WORK TO COMPLETE:
Write the entries below out again exactly; any picture in them stays out.

Stored data
_ _ _

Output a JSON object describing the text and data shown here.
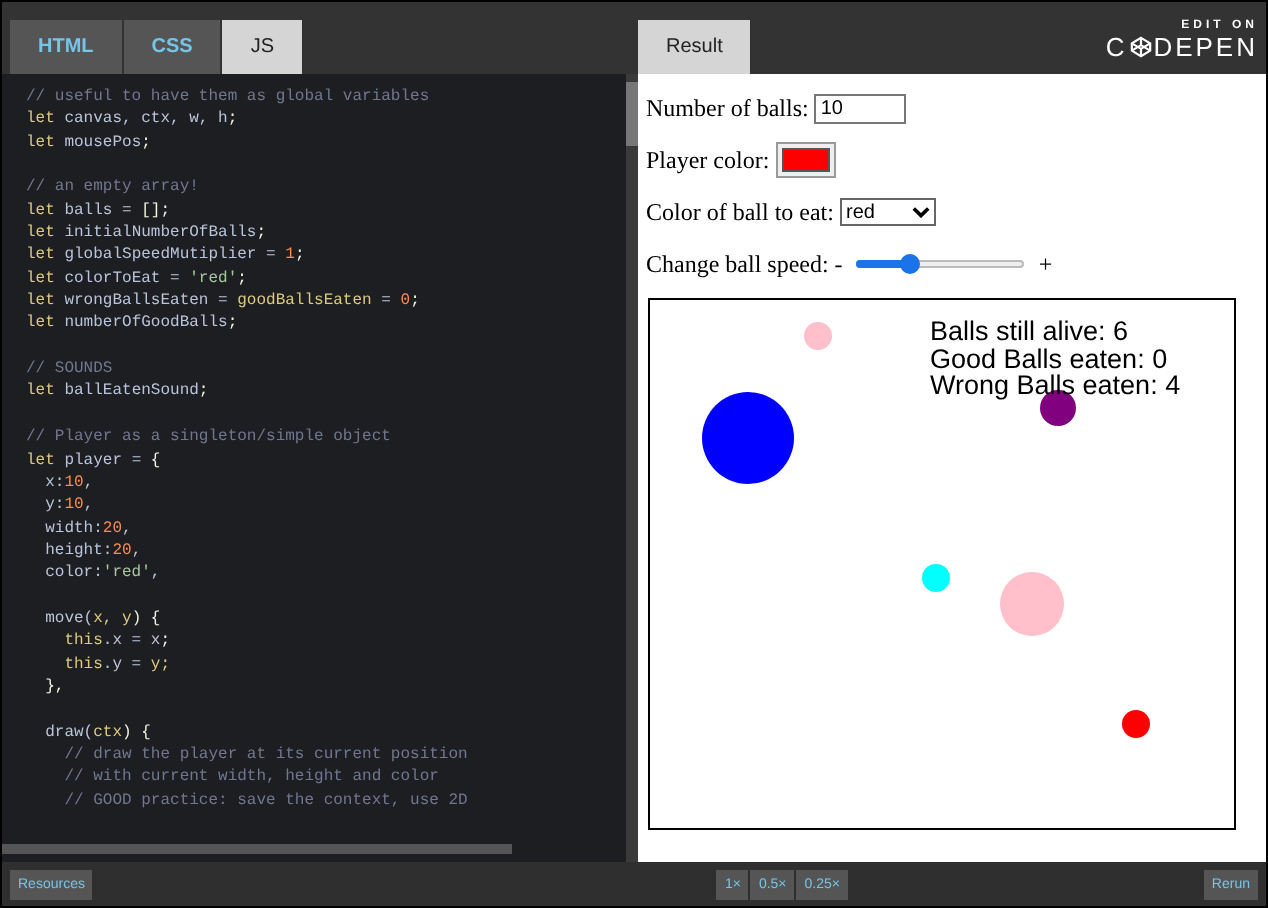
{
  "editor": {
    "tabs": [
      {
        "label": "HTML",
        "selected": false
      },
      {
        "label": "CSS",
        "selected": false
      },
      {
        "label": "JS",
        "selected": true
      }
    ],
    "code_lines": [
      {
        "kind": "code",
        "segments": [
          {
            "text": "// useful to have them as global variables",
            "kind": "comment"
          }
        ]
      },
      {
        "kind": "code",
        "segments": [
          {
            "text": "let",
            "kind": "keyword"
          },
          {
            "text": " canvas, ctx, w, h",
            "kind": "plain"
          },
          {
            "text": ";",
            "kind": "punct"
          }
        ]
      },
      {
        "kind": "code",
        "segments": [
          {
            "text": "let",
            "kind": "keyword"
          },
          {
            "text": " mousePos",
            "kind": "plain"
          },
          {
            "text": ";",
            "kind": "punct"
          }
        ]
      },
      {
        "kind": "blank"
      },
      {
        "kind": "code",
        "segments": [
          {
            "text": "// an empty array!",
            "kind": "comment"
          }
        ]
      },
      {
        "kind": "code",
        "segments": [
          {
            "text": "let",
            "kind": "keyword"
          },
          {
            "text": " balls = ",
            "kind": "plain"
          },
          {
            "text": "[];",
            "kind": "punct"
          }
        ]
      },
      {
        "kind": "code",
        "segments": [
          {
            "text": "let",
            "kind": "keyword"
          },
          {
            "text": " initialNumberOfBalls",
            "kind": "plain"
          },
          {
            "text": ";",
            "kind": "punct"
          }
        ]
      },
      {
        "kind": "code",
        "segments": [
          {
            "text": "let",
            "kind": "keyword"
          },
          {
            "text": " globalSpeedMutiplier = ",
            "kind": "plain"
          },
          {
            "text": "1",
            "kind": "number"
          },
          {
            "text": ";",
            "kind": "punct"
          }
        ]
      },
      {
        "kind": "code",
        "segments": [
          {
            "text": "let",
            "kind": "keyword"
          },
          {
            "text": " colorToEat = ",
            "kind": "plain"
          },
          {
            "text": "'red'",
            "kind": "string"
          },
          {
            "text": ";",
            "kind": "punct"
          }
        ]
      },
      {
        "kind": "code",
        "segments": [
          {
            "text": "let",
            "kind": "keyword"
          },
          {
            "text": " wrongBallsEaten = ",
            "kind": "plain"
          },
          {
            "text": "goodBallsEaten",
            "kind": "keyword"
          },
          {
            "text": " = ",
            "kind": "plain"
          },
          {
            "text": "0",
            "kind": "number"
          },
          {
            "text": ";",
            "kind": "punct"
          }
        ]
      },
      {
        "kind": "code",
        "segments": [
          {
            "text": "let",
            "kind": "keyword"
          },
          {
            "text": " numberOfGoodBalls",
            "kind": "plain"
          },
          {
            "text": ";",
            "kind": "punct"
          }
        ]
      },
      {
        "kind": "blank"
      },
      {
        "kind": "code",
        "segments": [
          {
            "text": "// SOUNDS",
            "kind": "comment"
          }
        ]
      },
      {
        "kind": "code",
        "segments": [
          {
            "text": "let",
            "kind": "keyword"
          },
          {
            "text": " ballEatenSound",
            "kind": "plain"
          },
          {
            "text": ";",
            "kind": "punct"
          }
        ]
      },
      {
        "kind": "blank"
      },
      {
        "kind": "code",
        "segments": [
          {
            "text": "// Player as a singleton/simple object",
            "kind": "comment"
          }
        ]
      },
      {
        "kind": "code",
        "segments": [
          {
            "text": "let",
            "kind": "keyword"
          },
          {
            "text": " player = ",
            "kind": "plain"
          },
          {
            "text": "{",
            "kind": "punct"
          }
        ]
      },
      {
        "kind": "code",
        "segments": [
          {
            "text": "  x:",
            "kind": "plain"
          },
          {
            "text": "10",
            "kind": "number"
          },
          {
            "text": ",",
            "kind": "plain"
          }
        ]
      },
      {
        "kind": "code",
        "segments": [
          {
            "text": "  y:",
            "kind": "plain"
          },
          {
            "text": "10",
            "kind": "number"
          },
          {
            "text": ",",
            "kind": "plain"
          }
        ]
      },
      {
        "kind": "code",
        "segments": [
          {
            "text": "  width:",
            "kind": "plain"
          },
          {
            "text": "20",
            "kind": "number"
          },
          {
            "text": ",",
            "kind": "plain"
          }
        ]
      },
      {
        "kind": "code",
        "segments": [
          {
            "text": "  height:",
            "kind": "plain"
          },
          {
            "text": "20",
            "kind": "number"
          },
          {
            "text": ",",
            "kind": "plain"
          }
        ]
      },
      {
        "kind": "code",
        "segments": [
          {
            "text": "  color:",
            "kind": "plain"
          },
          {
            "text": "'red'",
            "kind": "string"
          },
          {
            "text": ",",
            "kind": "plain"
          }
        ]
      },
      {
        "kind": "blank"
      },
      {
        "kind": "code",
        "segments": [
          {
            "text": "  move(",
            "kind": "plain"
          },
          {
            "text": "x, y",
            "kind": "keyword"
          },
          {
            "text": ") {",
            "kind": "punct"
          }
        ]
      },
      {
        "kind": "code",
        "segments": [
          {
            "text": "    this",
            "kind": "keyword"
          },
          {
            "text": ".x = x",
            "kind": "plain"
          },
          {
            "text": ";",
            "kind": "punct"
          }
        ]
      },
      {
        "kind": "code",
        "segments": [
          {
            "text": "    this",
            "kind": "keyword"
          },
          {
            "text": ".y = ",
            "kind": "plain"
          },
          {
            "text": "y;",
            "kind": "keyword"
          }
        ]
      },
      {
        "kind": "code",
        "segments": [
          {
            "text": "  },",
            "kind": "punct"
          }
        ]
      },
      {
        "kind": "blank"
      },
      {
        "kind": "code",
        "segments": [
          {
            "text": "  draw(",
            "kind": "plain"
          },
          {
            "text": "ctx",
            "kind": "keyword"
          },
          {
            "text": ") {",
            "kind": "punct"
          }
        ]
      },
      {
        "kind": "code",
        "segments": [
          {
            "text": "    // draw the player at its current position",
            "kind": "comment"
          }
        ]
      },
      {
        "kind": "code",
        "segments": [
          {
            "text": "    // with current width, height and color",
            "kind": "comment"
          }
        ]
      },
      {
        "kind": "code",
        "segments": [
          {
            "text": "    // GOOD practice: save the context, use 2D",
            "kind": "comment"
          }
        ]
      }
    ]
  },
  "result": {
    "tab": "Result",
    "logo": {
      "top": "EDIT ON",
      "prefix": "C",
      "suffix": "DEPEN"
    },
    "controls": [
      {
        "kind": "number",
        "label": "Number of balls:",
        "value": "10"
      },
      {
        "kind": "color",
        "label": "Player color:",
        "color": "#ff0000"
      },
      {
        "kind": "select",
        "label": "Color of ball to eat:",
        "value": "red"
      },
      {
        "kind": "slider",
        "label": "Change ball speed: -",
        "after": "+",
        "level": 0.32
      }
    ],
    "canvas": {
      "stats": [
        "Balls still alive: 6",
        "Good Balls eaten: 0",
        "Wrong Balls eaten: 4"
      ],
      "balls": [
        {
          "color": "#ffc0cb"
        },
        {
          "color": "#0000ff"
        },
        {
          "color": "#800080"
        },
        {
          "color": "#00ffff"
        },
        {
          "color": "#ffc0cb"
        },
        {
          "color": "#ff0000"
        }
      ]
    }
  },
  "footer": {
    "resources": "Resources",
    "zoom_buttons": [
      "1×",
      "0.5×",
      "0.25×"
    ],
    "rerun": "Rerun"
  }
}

_ _ _

RIGHT ANSWER:
Output a JSON object describing the text and data shown here.
{
  "editor": {
    "tabs": [
      {
        "label": "HTML",
        "selected": false
      },
      {
        "label": "CSS",
        "selected": false
      },
      {
        "label": "JS",
        "selected": true
      }
    ],
    "code_lines": [
      {
        "kind": "code",
        "segments": [
          {
            "text": "// useful to have them as global variables",
            "kind": "comment"
          }
        ]
      },
      {
        "kind": "code",
        "segments": [
          {
            "text": "let",
            "kind": "keyword"
          },
          {
            "text": " canvas, ctx, w, h",
            "kind": "plain"
          },
          {
            "text": ";",
            "kind": "punct"
          }
        ]
      },
      {
        "kind": "code",
        "segments": [
          {
            "text": "let",
            "kind": "keyword"
          },
          {
            "text": " mousePos",
            "kind": "plain"
          },
          {
            "text": ";",
            "kind": "punct"
          }
        ]
      },
      {
        "kind": "blank"
      },
      {
        "kind": "code",
        "segments": [
          {
            "text": "// an empty array!",
            "kind": "comment"
          }
        ]
      },
      {
        "kind": "code",
        "segments": [
          {
            "text": "let",
            "kind": "keyword"
          },
          {
            "text": " balls = ",
            "kind": "plain"
          },
          {
            "text": "[];",
            "kind": "punct"
          }
        ]
      },
      {
        "kind": "code",
        "segments": [
          {
            "text": "let",
            "kind": "keyword"
          },
          {
            "text": " initialNumberOfBalls",
            "kind": "plain"
          },
          {
            "text": ";",
            "kind": "punct"
          }
        ]
      },
      {
        "kind": "code",
        "segments": [
          {
            "text": "let",
            "kind": "keyword"
          },
          {
            "text": " globalSpeedMutiplier = ",
            "kind": "plain"
          },
          {
            "text": "1",
            "kind": "number"
          },
          {
            "text": ";",
            "kind": "punct"
          }
        ]
      },
      {
        "kind": "code",
        "segments": [
          {
            "text": "let",
            "kind": "keyword"
          },
          {
            "text": " colorToEat = ",
            "kind": "plain"
          },
          {
            "text": "'red'",
            "kind": "string"
          },
          {
            "text": ";",
            "kind": "punct"
          }
        ]
      },
      {
        "kind": "code",
        "segments": [
          {
            "text": "let",
            "kind": "keyword"
          },
          {
            "text": " wrongBallsEaten = ",
            "kind": "plain"
          },
          {
            "text": "goodBallsEaten",
            "kind": "keyword"
          },
          {
            "text": " = ",
            "kind": "plain"
          },
          {
            "text": "0",
            "kind": "number"
          },
          {
            "text": ";",
            "kind": "punct"
          }
        ]
      },
      {
        "kind": "code",
        "segments": [
          {
            "text": "let",
            "kind": "keyword"
          },
          {
            "text": " numberOfGoodBalls",
            "kind": "plain"
          },
          {
            "text": ";",
            "kind": "punct"
          }
        ]
      },
      {
        "kind": "blank"
      },
      {
        "kind": "code",
        "segments": [
          {
            "text": "// SOUNDS",
            "kind": "comment"
          }
        ]
      },
      {
        "kind": "code",
        "segments": [
          {
            "text": "let",
            "kind": "keyword"
          },
          {
            "text": " ballEatenSound",
            "kind": "plain"
          },
          {
            "text": ";",
            "kind": "punct"
          }
        ]
      },
      {
        "kind": "blank"
      },
      {
        "kind": "code",
        "segments": [
          {
            "text": "// Player as a singleton/simple object",
            "kind": "comment"
          }
        ]
      },
      {
        "kind": "code",
        "segments": [
          {
            "text": "let",
            "kind": "keyword"
          },
          {
            "text": " player = ",
            "kind": "plain"
          },
          {
            "text": "{",
            "kind": "punct"
          }
        ]
      },
      {
        "kind": "code",
        "segments": [
          {
            "text": "  x:",
            "kind": "plain"
          },
          {
            "text": "10",
            "kind": "number"
          },
          {
            "text": ",",
            "kind": "plain"
          }
        ]
      },
      {
        "kind": "code",
        "segments": [
          {
            "text": "  y:",
            "kind": "plain"
          },
          {
            "text": "10",
            "kind": "number"
          },
          {
            "text": ",",
            "kind": "plain"
          }
        ]
      },
      {
        "kind": "code",
        "segments": [
          {
            "text": "  width:",
            "kind": "plain"
          },
          {
            "text": "20",
            "kind": "number"
          },
          {
            "text": ",",
            "kind": "plain"
          }
        ]
      },
      {
        "kind": "code",
        "segments": [
          {
            "text": "  height:",
            "kind": "plain"
          },
          {
            "text": "20",
            "kind": "number"
          },
          {
            "text": ",",
            "kind": "plain"
          }
        ]
      },
      {
        "kind": "code",
        "segments": [
          {
            "text": "  color:",
            "kind": "plain"
          },
          {
            "text": "'red'",
            "kind": "string"
          },
          {
            "text": ",",
            "kind": "plain"
          }
        ]
      },
      {
        "kind": "blank"
      },
      {
        "kind": "code",
        "segments": [
          {
            "text": "  move(",
            "kind": "plain"
          },
          {
            "text": "x, y",
            "kind": "keyword"
          },
          {
            "text": ") {",
            "kind": "punct"
          }
        ]
      },
      {
        "kind": "code",
        "segments": [
          {
            "text": "    this",
            "kind": "keyword"
          },
          {
            "text": ".x = x",
            "kind": "plain"
          },
          {
            "text": ";",
            "kind": "punct"
          }
        ]
      },
      {
        "kind": "code",
        "segments": [
          {
            "text": "    this",
            "kind": "keyword"
          },
          {
            "text": ".y = ",
            "kind": "plain"
          },
          {
            "text": "y;",
            "kind": "keyword"
          }
        ]
      },
      {
        "kind": "code",
        "segments": [
          {
            "text": "  },",
            "kind": "punct"
          }
        ]
      },
      {
        "kind": "blank"
      },
      {
        "kind": "code",
        "segments": [
          {
            "text": "  draw(",
            "kind": "plain"
          },
          {
            "text": "ctx",
            "kind": "keyword"
          },
          {
            "text": ") {",
            "kind": "punct"
          }
        ]
      },
      {
        "kind": "code",
        "segments": [
          {
            "text": "    // draw the player at its current position",
            "kind": "comment"
          }
        ]
      },
      {
        "kind": "code",
        "segments": [
          {
            "text": "    // with current width, height and color",
            "kind": "comment"
          }
        ]
      },
      {
        "kind": "code",
        "segments": [
          {
            "text": "    // GOOD practice: save the context, use 2D",
            "kind": "comment"
          }
        ]
      }
    ]
  },
  "result": {
    "tab": "Result",
    "logo": {
      "top": "EDIT ON",
      "prefix": "C",
      "suffix": "DEPEN"
    },
    "controls": [
      {
        "kind": "number",
        "label": "Number of balls:",
        "value": "10"
      },
      {
        "kind": "color",
        "label": "Player color:",
        "color": "#ff0000"
      },
      {
        "kind": "select",
        "label": "Color of ball to eat:",
        "value": "red"
      },
      {
        "kind": "slider",
        "label": "Change ball speed: -",
        "after": "+",
        "level": 0.32
      }
    ],
    "canvas": {
      "stats": [
        "Balls still alive: 6",
        "Good Balls eaten: 0",
        "Wrong Balls eaten: 4"
      ],
      "balls": [
        {
          "color": "#ffc0cb"
        },
        {
          "color": "#0000ff"
        },
        {
          "color": "#800080"
        },
        {
          "color": "#00ffff"
        },
        {
          "color": "#ffc0cb"
        },
        {
          "color": "#ff0000"
        }
      ]
    }
  },
  "footer": {
    "resources": "Resources",
    "zoom_buttons": [
      "1×",
      "0.5×",
      "0.25×"
    ],
    "rerun": "Rerun"
  }
}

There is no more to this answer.